(Stored data entries)
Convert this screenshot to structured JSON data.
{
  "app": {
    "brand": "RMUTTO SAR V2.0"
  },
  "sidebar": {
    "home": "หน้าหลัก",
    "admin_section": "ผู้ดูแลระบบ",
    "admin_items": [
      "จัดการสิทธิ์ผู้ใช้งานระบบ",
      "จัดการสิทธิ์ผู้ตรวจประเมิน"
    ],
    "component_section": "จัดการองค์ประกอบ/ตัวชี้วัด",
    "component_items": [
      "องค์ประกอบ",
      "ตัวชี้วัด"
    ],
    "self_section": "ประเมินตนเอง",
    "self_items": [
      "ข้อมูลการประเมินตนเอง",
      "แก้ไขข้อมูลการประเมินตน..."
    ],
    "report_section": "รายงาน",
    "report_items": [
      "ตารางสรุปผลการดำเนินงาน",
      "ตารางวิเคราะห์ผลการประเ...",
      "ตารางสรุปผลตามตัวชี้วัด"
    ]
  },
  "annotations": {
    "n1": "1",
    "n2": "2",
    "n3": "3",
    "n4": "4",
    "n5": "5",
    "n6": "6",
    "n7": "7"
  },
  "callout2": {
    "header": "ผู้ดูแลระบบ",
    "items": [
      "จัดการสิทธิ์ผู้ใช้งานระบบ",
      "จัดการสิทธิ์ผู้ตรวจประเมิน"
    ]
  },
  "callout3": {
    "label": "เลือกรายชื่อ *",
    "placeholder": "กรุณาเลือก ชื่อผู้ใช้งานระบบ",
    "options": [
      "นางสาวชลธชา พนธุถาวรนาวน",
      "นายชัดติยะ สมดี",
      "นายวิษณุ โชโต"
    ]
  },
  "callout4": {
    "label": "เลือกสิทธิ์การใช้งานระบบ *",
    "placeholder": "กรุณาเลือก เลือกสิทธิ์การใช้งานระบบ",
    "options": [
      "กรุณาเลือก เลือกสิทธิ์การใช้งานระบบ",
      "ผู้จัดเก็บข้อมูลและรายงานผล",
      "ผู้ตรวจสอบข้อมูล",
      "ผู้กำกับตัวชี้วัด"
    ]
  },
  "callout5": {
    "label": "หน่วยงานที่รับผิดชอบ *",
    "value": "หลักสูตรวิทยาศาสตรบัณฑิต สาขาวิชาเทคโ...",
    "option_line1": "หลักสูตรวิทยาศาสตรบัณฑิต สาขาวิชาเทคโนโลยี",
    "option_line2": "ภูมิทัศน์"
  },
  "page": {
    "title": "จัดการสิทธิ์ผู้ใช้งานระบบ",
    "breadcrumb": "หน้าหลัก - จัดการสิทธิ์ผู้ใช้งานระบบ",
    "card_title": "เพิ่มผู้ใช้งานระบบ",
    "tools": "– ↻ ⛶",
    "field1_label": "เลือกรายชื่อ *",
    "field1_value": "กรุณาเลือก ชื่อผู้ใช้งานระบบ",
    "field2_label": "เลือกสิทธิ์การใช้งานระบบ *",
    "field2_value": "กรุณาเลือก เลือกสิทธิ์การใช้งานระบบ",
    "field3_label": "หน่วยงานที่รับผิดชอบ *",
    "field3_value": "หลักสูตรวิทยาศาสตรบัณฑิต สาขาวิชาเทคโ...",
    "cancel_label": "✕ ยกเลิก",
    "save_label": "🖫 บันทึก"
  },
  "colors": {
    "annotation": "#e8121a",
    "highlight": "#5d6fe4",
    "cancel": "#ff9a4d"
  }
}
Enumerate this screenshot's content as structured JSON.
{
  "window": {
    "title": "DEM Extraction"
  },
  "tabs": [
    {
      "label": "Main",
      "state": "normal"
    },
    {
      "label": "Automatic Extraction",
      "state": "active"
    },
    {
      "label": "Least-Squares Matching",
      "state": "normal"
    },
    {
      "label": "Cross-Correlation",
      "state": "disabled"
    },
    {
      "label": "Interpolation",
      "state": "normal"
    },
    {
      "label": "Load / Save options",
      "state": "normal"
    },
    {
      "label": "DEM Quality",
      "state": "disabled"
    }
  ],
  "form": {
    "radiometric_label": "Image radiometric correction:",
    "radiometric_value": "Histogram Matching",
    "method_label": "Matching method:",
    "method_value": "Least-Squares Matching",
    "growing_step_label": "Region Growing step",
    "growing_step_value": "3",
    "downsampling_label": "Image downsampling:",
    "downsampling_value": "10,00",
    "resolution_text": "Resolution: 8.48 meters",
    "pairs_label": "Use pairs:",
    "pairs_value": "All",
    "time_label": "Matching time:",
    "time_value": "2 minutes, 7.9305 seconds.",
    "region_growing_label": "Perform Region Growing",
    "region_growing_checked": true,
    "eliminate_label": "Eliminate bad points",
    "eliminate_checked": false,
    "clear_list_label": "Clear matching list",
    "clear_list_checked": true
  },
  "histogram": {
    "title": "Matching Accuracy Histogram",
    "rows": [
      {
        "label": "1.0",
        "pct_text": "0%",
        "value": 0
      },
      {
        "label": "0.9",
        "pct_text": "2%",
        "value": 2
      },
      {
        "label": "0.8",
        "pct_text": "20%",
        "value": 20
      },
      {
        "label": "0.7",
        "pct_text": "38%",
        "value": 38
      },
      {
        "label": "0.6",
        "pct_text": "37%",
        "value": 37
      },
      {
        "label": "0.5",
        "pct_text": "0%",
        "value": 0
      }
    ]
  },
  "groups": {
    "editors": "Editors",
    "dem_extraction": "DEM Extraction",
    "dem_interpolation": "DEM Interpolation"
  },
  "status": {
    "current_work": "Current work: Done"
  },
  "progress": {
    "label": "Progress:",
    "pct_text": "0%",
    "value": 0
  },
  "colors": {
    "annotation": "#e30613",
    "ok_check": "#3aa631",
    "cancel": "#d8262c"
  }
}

* * *

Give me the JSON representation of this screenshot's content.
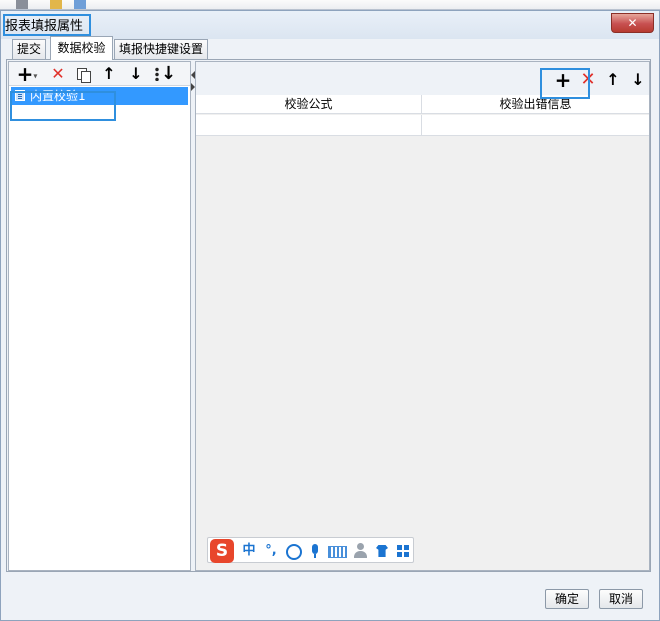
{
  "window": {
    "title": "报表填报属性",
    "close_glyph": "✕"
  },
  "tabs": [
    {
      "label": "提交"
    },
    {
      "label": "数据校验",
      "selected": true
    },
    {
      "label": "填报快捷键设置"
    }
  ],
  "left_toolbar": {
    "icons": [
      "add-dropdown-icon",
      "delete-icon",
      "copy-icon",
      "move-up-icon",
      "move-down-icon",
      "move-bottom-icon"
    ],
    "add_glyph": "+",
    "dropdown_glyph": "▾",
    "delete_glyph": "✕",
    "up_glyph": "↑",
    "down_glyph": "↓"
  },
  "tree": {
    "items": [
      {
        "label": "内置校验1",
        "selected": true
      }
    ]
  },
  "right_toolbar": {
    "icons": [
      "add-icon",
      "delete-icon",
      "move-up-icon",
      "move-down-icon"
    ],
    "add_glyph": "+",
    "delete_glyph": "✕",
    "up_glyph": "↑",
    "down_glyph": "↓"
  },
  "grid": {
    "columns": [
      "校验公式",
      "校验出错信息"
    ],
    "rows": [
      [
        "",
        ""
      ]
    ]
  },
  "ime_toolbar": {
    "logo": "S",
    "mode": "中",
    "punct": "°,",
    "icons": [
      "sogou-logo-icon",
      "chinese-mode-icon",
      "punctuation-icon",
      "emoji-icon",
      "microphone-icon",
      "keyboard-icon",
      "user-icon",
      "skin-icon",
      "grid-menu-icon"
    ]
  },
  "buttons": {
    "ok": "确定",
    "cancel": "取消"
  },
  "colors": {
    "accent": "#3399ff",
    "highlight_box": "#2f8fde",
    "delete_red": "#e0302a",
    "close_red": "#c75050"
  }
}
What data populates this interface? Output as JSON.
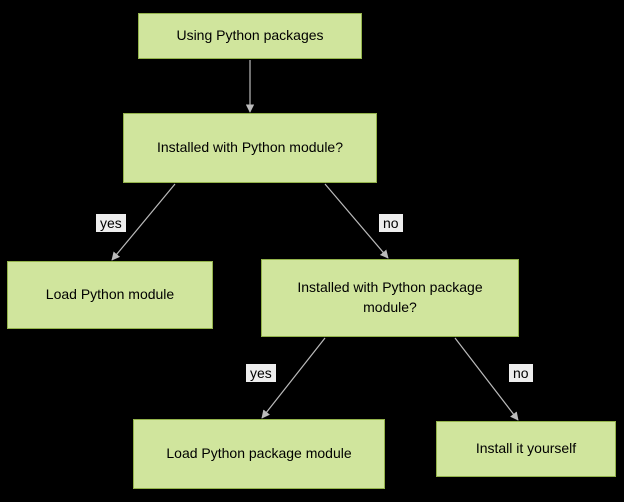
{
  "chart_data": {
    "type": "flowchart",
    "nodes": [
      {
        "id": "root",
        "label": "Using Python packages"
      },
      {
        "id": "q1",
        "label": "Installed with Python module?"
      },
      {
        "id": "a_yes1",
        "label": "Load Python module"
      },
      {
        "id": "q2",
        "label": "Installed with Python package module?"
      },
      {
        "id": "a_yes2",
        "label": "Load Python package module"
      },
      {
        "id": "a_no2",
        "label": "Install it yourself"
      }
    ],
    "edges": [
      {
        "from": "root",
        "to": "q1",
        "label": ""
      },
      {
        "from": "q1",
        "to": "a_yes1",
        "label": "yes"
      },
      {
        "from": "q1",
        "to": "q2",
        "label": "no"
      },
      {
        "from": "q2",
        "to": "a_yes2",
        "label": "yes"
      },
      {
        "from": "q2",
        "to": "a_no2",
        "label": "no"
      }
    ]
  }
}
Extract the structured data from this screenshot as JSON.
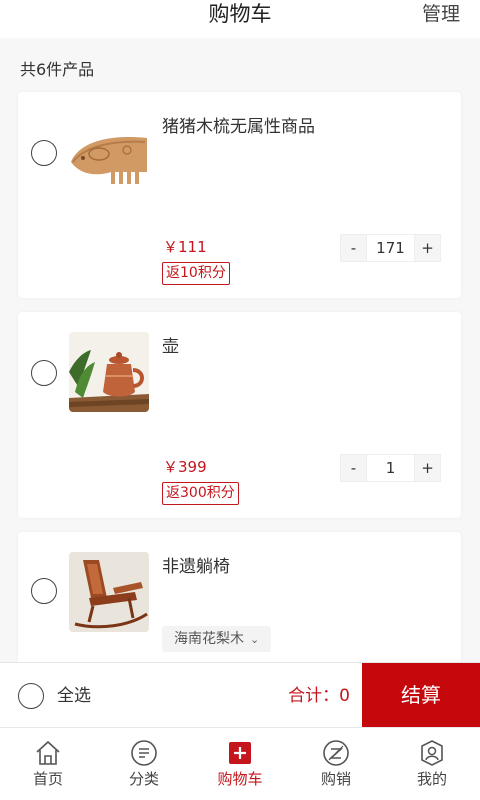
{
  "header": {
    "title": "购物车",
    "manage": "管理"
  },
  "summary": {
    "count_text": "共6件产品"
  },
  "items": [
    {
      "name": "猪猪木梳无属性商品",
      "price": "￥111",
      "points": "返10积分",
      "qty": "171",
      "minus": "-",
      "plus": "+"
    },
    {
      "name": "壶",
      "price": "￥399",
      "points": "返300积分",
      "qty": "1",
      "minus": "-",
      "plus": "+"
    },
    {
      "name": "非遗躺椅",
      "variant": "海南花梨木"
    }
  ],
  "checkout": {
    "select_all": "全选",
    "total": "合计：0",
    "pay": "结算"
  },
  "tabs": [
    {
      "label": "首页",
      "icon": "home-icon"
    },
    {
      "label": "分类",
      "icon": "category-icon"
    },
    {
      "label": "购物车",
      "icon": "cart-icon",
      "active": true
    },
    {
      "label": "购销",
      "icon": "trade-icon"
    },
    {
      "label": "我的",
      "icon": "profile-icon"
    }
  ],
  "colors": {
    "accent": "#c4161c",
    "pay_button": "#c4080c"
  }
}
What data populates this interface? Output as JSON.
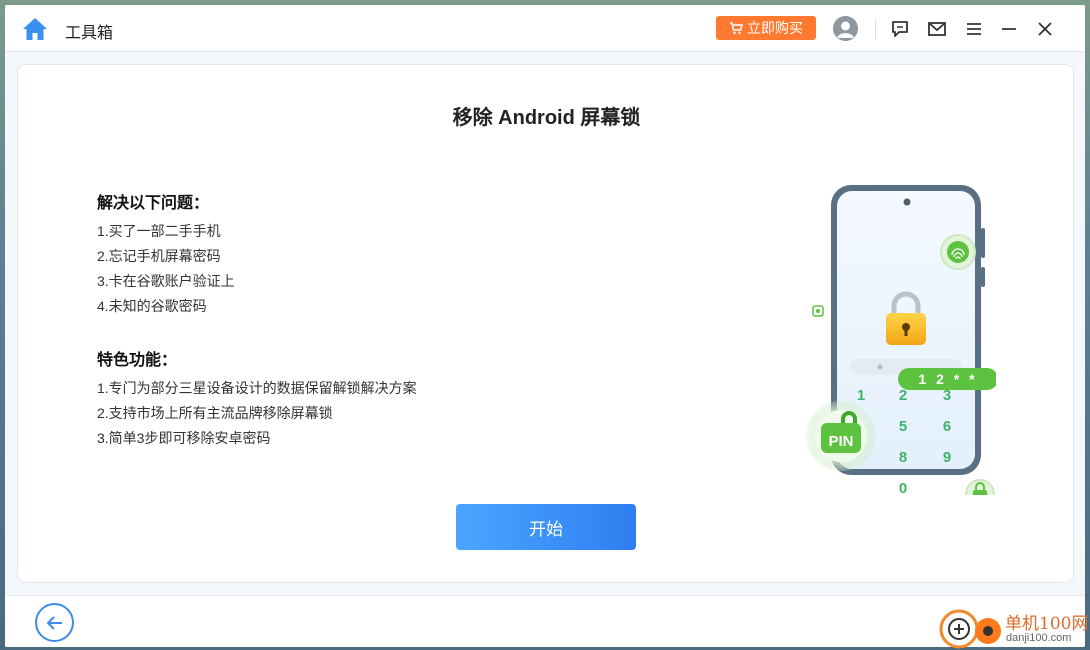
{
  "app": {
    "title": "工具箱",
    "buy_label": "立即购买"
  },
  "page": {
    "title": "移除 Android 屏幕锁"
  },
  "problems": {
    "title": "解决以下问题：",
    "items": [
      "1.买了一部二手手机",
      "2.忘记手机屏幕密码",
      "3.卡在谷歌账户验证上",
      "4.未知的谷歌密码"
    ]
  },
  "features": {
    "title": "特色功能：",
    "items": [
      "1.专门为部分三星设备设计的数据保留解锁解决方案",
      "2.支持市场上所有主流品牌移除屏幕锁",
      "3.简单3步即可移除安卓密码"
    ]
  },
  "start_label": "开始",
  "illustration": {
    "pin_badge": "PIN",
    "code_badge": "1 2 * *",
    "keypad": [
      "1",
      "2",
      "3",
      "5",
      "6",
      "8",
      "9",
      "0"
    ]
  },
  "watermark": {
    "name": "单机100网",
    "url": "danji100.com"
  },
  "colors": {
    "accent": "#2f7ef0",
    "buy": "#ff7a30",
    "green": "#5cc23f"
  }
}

...

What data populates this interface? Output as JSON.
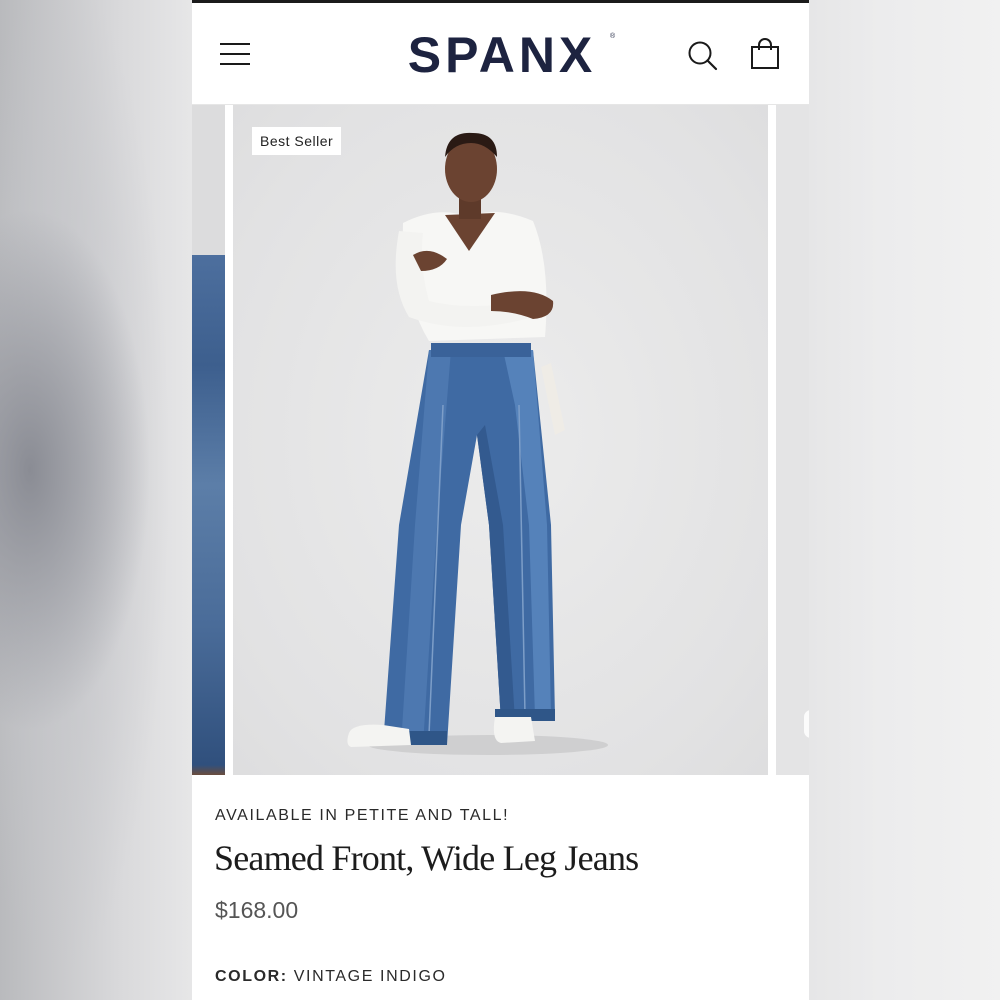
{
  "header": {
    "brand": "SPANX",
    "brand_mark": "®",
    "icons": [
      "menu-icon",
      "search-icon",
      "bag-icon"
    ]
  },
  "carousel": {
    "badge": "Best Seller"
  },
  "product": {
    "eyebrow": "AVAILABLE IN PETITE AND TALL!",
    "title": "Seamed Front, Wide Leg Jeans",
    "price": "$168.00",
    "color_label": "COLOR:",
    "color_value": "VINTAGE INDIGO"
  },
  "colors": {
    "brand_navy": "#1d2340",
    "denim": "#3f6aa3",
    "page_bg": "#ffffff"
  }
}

§ Task requirements
Locate all lines that include the word "move" and copy them out.

§ Task output
      "move-up-icon",
      "move-down-icon",
      "move-bottom-icon"
      "move-up-icon",
      "move-down-icon"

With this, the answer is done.